- WHAT YOU NEED TO DO: Can you transcribe every line exactly and leave the pictures behind?

- LISTING:

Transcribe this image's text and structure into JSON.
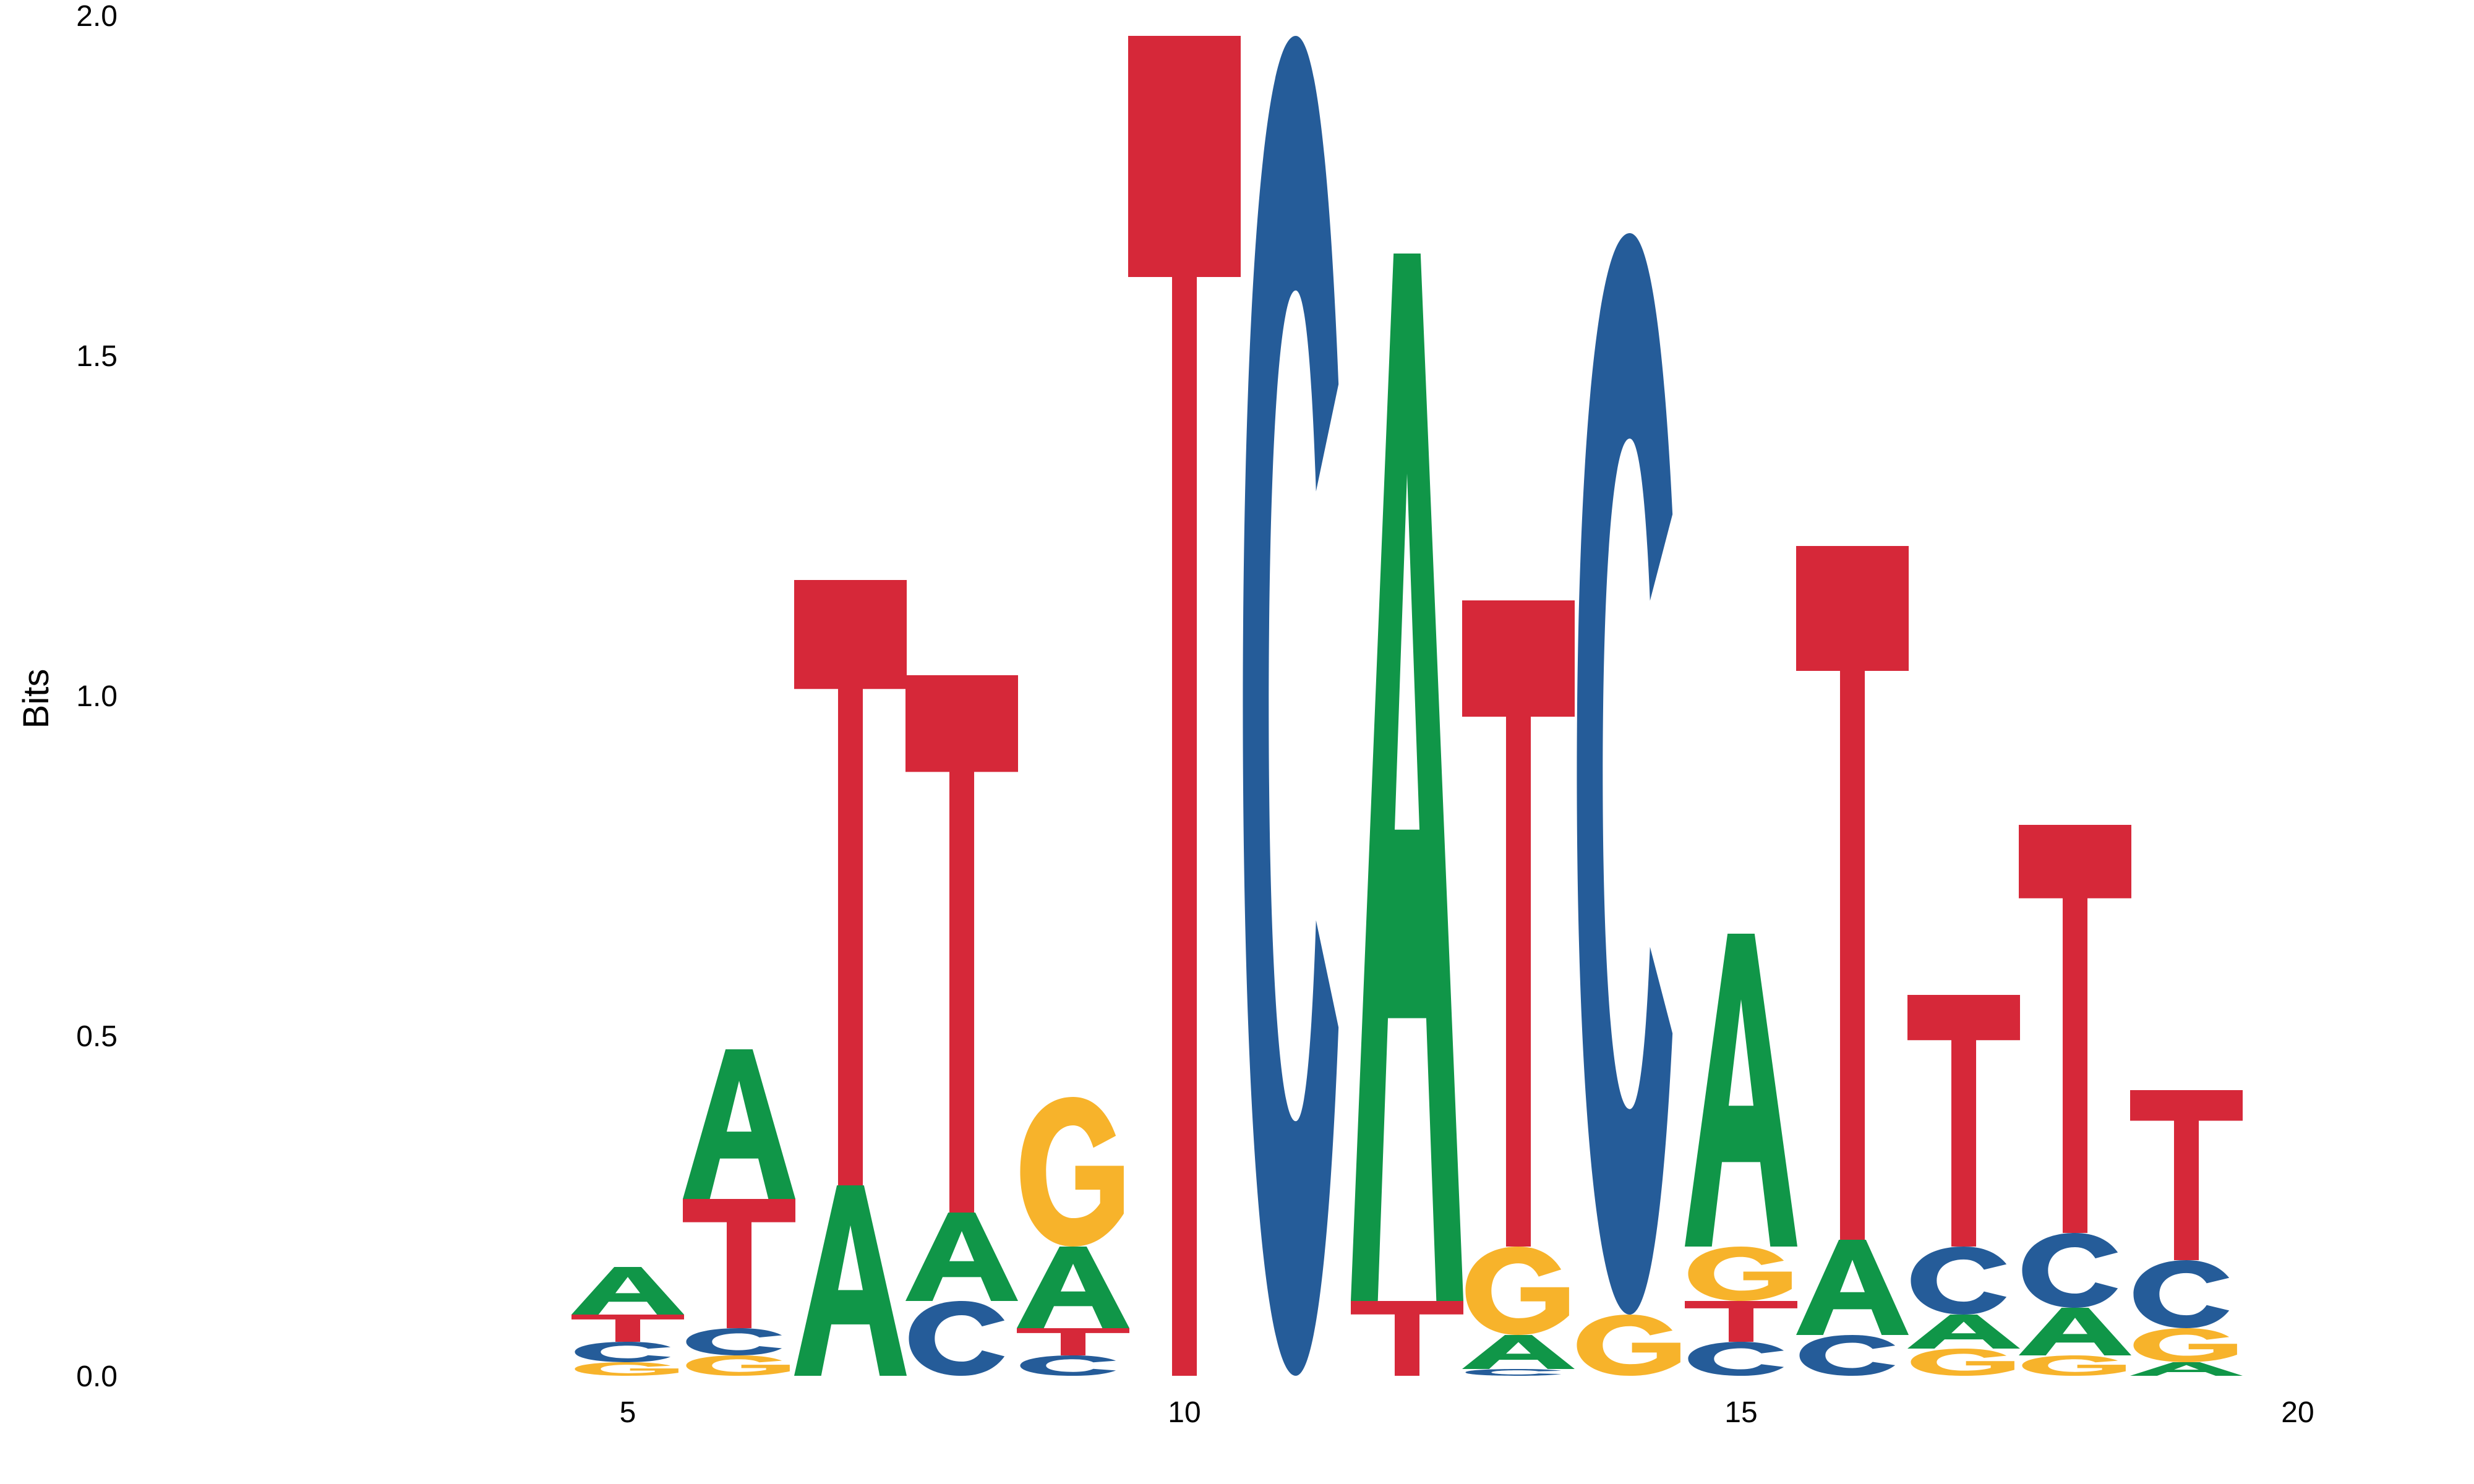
{
  "chart_data": {
    "type": "sequence-logo",
    "title": "",
    "xlabel": "",
    "ylabel": "Bits",
    "ylim": [
      0,
      2
    ],
    "yticks": [
      "0.0",
      "0.5",
      "1.0",
      "1.5",
      "2.0"
    ],
    "xticks": [
      "5",
      "10",
      "15",
      "20"
    ],
    "xlim": [
      1,
      20
    ],
    "grid": false,
    "colors": {
      "A": "#109648",
      "C": "#255C99",
      "G": "#F7B32B",
      "T": "#D62839"
    },
    "positions": [
      {
        "pos": 5,
        "stack": [
          {
            "letter": "G",
            "bits": 0.02
          },
          {
            "letter": "C",
            "bits": 0.03
          },
          {
            "letter": "T",
            "bits": 0.04
          },
          {
            "letter": "A",
            "bits": 0.07
          }
        ]
      },
      {
        "pos": 6,
        "stack": [
          {
            "letter": "G",
            "bits": 0.03
          },
          {
            "letter": "C",
            "bits": 0.04
          },
          {
            "letter": "T",
            "bits": 0.19
          },
          {
            "letter": "A",
            "bits": 0.22
          }
        ]
      },
      {
        "pos": 7,
        "stack": [
          {
            "letter": "A",
            "bits": 0.28
          },
          {
            "letter": "T",
            "bits": 0.89
          }
        ]
      },
      {
        "pos": 8,
        "stack": [
          {
            "letter": "C",
            "bits": 0.11
          },
          {
            "letter": "A",
            "bits": 0.13
          },
          {
            "letter": "T",
            "bits": 0.79
          }
        ]
      },
      {
        "pos": 9,
        "stack": [
          {
            "letter": "C",
            "bits": 0.03
          },
          {
            "letter": "T",
            "bits": 0.04
          },
          {
            "letter": "A",
            "bits": 0.12
          },
          {
            "letter": "G",
            "bits": 0.22
          }
        ]
      },
      {
        "pos": 10,
        "stack": [
          {
            "letter": "T",
            "bits": 1.97
          }
        ]
      },
      {
        "pos": 11,
        "stack": [
          {
            "letter": "C",
            "bits": 1.97
          }
        ]
      },
      {
        "pos": 12,
        "stack": [
          {
            "letter": "T",
            "bits": 0.11
          },
          {
            "letter": "A",
            "bits": 1.54
          }
        ]
      },
      {
        "pos": 13,
        "stack": [
          {
            "letter": "C",
            "bits": 0.01
          },
          {
            "letter": "A",
            "bits": 0.05
          },
          {
            "letter": "G",
            "bits": 0.13
          },
          {
            "letter": "T",
            "bits": 0.95
          }
        ]
      },
      {
        "pos": 14,
        "stack": [
          {
            "letter": "G",
            "bits": 0.09
          },
          {
            "letter": "C",
            "bits": 1.59
          }
        ]
      },
      {
        "pos": 15,
        "stack": [
          {
            "letter": "C",
            "bits": 0.05
          },
          {
            "letter": "T",
            "bits": 0.06
          },
          {
            "letter": "G",
            "bits": 0.08
          },
          {
            "letter": "A",
            "bits": 0.46
          }
        ]
      },
      {
        "pos": 16,
        "stack": [
          {
            "letter": "C",
            "bits": 0.06
          },
          {
            "letter": "A",
            "bits": 0.14
          },
          {
            "letter": "T",
            "bits": 1.02
          }
        ]
      },
      {
        "pos": 17,
        "stack": [
          {
            "letter": "G",
            "bits": 0.04
          },
          {
            "letter": "A",
            "bits": 0.05
          },
          {
            "letter": "C",
            "bits": 0.1
          },
          {
            "letter": "T",
            "bits": 0.37
          }
        ]
      },
      {
        "pos": 18,
        "stack": [
          {
            "letter": "G",
            "bits": 0.03
          },
          {
            "letter": "A",
            "bits": 0.07
          },
          {
            "letter": "C",
            "bits": 0.11
          },
          {
            "letter": "T",
            "bits": 0.6
          }
        ]
      },
      {
        "pos": 19,
        "stack": [
          {
            "letter": "A",
            "bits": 0.02
          },
          {
            "letter": "G",
            "bits": 0.05
          },
          {
            "letter": "C",
            "bits": 0.1
          },
          {
            "letter": "T",
            "bits": 0.25
          }
        ]
      }
    ]
  }
}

- RESULT OF THIS EXERCISE:
Transcribe this image's text and structure into JSON.
{
  "chart_data": {
    "type": "sequence-logo",
    "title": "",
    "xlabel": "",
    "ylabel": "Bits",
    "ylim": [
      0,
      2
    ],
    "yticks": [
      "0.0",
      "0.5",
      "1.0",
      "1.5",
      "2.0"
    ],
    "xticks": [
      "5",
      "10",
      "15",
      "20"
    ],
    "xlim": [
      1,
      20
    ],
    "grid": false,
    "colors": {
      "A": "#109648",
      "C": "#255C99",
      "G": "#F7B32B",
      "T": "#D62839"
    },
    "positions": [
      {
        "pos": 5,
        "stack": [
          {
            "letter": "G",
            "bits": 0.02
          },
          {
            "letter": "C",
            "bits": 0.03
          },
          {
            "letter": "T",
            "bits": 0.04
          },
          {
            "letter": "A",
            "bits": 0.07
          }
        ]
      },
      {
        "pos": 6,
        "stack": [
          {
            "letter": "G",
            "bits": 0.03
          },
          {
            "letter": "C",
            "bits": 0.04
          },
          {
            "letter": "T",
            "bits": 0.19
          },
          {
            "letter": "A",
            "bits": 0.22
          }
        ]
      },
      {
        "pos": 7,
        "stack": [
          {
            "letter": "A",
            "bits": 0.28
          },
          {
            "letter": "T",
            "bits": 0.89
          }
        ]
      },
      {
        "pos": 8,
        "stack": [
          {
            "letter": "C",
            "bits": 0.11
          },
          {
            "letter": "A",
            "bits": 0.13
          },
          {
            "letter": "T",
            "bits": 0.79
          }
        ]
      },
      {
        "pos": 9,
        "stack": [
          {
            "letter": "C",
            "bits": 0.03
          },
          {
            "letter": "T",
            "bits": 0.04
          },
          {
            "letter": "A",
            "bits": 0.12
          },
          {
            "letter": "G",
            "bits": 0.22
          }
        ]
      },
      {
        "pos": 10,
        "stack": [
          {
            "letter": "T",
            "bits": 1.97
          }
        ]
      },
      {
        "pos": 11,
        "stack": [
          {
            "letter": "C",
            "bits": 1.97
          }
        ]
      },
      {
        "pos": 12,
        "stack": [
          {
            "letter": "T",
            "bits": 0.11
          },
          {
            "letter": "A",
            "bits": 1.54
          }
        ]
      },
      {
        "pos": 13,
        "stack": [
          {
            "letter": "C",
            "bits": 0.01
          },
          {
            "letter": "A",
            "bits": 0.05
          },
          {
            "letter": "G",
            "bits": 0.13
          },
          {
            "letter": "T",
            "bits": 0.95
          }
        ]
      },
      {
        "pos": 14,
        "stack": [
          {
            "letter": "G",
            "bits": 0.09
          },
          {
            "letter": "C",
            "bits": 1.59
          }
        ]
      },
      {
        "pos": 15,
        "stack": [
          {
            "letter": "C",
            "bits": 0.05
          },
          {
            "letter": "T",
            "bits": 0.06
          },
          {
            "letter": "G",
            "bits": 0.08
          },
          {
            "letter": "A",
            "bits": 0.46
          }
        ]
      },
      {
        "pos": 16,
        "stack": [
          {
            "letter": "C",
            "bits": 0.06
          },
          {
            "letter": "A",
            "bits": 0.14
          },
          {
            "letter": "T",
            "bits": 1.02
          }
        ]
      },
      {
        "pos": 17,
        "stack": [
          {
            "letter": "G",
            "bits": 0.04
          },
          {
            "letter": "A",
            "bits": 0.05
          },
          {
            "letter": "C",
            "bits": 0.1
          },
          {
            "letter": "T",
            "bits": 0.37
          }
        ]
      },
      {
        "pos": 18,
        "stack": [
          {
            "letter": "G",
            "bits": 0.03
          },
          {
            "letter": "A",
            "bits": 0.07
          },
          {
            "letter": "C",
            "bits": 0.11
          },
          {
            "letter": "T",
            "bits": 0.6
          }
        ]
      },
      {
        "pos": 19,
        "stack": [
          {
            "letter": "A",
            "bits": 0.02
          },
          {
            "letter": "G",
            "bits": 0.05
          },
          {
            "letter": "C",
            "bits": 0.1
          },
          {
            "letter": "T",
            "bits": 0.25
          }
        ]
      }
    ]
  }
}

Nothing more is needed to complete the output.